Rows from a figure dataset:

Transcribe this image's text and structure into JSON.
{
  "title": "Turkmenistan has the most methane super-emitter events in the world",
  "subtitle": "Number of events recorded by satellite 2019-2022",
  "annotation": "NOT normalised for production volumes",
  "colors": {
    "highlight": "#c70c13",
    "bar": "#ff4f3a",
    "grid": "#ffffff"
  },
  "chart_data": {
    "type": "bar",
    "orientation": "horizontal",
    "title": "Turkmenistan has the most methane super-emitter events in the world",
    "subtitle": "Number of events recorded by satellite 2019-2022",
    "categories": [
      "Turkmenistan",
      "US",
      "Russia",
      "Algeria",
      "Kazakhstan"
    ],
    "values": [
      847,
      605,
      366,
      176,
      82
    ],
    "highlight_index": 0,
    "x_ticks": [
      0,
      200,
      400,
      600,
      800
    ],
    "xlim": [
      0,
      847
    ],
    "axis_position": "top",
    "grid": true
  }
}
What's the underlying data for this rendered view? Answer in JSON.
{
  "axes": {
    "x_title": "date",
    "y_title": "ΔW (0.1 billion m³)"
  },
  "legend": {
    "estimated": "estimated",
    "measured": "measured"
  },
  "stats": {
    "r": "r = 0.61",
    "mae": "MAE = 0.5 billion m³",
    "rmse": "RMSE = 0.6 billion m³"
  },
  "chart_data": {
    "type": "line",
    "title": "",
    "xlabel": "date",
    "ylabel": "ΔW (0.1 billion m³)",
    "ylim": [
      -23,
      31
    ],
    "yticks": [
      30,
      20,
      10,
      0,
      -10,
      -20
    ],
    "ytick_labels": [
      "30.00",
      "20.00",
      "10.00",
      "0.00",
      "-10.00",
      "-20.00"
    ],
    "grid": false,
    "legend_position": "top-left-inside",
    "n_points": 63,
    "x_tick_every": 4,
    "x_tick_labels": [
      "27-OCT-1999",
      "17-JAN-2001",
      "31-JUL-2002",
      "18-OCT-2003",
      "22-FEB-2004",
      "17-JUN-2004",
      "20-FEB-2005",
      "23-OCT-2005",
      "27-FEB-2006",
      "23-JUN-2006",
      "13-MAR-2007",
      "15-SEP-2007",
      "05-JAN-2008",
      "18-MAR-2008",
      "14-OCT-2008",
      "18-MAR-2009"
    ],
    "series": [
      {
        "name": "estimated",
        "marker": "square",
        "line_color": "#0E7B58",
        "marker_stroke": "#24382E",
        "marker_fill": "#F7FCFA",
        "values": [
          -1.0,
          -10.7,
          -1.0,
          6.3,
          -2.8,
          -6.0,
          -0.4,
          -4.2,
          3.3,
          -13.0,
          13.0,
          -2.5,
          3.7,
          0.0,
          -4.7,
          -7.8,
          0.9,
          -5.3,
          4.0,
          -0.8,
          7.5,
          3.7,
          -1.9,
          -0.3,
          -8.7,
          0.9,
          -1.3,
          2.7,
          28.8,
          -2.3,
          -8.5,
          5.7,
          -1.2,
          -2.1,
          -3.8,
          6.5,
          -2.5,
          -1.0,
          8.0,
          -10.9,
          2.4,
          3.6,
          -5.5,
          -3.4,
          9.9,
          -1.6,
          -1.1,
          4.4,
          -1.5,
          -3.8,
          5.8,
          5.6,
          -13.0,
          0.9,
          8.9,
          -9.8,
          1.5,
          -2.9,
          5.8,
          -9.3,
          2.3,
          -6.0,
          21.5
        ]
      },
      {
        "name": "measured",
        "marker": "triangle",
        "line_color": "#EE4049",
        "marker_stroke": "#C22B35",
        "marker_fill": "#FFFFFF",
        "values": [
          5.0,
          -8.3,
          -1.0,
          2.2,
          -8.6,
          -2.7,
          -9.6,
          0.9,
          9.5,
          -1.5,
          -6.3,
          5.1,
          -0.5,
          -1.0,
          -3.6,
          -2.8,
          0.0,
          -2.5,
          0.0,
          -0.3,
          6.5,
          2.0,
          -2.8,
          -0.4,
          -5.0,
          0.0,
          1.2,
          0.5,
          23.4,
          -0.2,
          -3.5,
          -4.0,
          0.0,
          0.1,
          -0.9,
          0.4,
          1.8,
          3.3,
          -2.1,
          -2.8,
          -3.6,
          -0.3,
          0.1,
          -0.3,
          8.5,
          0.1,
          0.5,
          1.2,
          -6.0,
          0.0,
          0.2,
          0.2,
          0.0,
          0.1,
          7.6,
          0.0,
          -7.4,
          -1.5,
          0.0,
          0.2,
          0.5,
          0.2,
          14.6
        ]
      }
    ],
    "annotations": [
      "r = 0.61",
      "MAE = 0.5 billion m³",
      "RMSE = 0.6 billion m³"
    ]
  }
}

INSTRUCTIONS FOR THE TASK -
Using the records above, copy each line that contains "events".

ANSWER BELOW -
  "title": "Turkmenistan has the most methane super-emitter events in the world",
  "subtitle": "Number of events recorded by satellite 2019-2022",
    "title": "Turkmenistan has the most methane super-emitter events in the world",
    "subtitle": "Number of events recorded by satellite 2019-2022",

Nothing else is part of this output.